Short task:
Copy the full set of lines exactly as given.

Extracted material:
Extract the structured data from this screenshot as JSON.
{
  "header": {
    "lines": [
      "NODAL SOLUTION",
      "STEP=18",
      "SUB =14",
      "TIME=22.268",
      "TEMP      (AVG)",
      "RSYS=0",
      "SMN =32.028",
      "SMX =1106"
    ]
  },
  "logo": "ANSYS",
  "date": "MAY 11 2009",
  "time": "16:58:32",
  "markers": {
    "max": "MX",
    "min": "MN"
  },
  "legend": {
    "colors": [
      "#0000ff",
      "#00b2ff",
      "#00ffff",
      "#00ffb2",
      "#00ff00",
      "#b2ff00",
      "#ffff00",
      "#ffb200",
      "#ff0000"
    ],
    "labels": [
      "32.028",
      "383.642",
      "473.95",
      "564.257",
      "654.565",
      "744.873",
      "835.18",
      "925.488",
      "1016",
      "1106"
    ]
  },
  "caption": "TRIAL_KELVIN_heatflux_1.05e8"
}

Right answer:
Extract the structured data from this screenshot as JSON.
{
  "header": {
    "lines": [
      "NODAL SOLUTION",
      "STEP=18",
      "SUB =14",
      "TIME=22.268",
      "TEMP      (AVG)",
      "RSYS=0",
      "SMN =32.028",
      "SMX =1106"
    ]
  },
  "logo": "ANSYS",
  "date": "MAY 11 2009",
  "time": "16:58:32",
  "markers": {
    "max": "MX",
    "min": "MN"
  },
  "legend": {
    "colors": [
      "#0000ff",
      "#00b2ff",
      "#00ffff",
      "#00ffb2",
      "#00ff00",
      "#b2ff00",
      "#ffff00",
      "#ffb200",
      "#ff0000"
    ],
    "labels": [
      "32.028",
      "383.642",
      "473.95",
      "564.257",
      "654.565",
      "744.873",
      "835.18",
      "925.488",
      "1016",
      "1106"
    ]
  },
  "caption": "TRIAL_KELVIN_heatflux_1.05e8"
}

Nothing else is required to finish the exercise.